Items listed in a dataset:
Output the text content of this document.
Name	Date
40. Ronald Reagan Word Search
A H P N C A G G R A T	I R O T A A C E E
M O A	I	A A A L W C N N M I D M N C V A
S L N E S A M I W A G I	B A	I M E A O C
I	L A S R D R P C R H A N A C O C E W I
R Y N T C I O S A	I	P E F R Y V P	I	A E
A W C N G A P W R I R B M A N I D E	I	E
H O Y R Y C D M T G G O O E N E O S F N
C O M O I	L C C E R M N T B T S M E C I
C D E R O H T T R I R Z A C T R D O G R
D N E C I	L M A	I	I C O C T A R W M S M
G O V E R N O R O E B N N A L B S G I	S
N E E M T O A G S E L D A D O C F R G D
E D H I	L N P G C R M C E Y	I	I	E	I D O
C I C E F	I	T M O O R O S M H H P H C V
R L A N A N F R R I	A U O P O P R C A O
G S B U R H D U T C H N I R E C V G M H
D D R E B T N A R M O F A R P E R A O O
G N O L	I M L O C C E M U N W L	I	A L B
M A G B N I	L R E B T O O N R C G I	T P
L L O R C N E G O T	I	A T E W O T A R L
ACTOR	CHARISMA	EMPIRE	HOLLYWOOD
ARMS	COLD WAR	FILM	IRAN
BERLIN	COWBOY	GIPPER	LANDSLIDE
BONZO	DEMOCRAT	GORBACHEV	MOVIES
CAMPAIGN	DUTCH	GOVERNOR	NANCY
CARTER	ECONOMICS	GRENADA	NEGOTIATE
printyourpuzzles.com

* * *

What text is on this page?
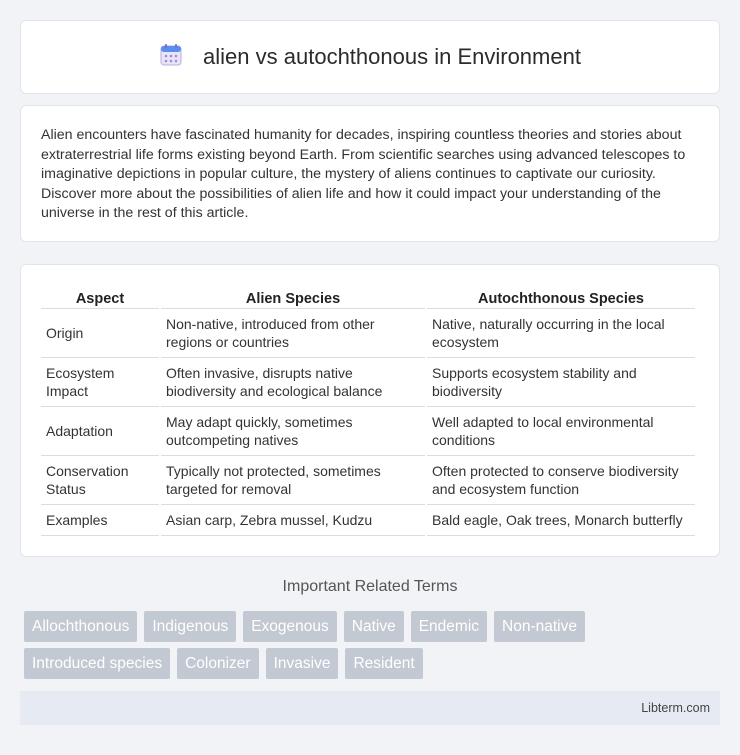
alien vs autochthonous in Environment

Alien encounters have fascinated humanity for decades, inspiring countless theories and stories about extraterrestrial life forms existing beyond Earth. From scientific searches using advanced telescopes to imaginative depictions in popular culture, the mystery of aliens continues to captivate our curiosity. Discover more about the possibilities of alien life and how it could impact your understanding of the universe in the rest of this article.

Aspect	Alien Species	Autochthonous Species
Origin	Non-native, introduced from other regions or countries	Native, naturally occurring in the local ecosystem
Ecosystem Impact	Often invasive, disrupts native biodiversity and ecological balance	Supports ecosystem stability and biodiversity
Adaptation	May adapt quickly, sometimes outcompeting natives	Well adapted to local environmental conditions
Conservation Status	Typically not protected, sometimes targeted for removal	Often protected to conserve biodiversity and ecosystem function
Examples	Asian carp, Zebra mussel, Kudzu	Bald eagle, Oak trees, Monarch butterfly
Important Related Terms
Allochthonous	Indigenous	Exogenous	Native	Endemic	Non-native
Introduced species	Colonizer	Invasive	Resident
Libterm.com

# Your instructions:
Extract every line from the records above that contains the word "biodiversity".

# Full response:
Ecosystem Impact	Often invasive, disrupts native biodiversity and ecological balance	Supports ecosystem stability and biodiversity
Conservation Status	Typically not protected, sometimes targeted for removal	Often protected to conserve biodiversity and ecosystem function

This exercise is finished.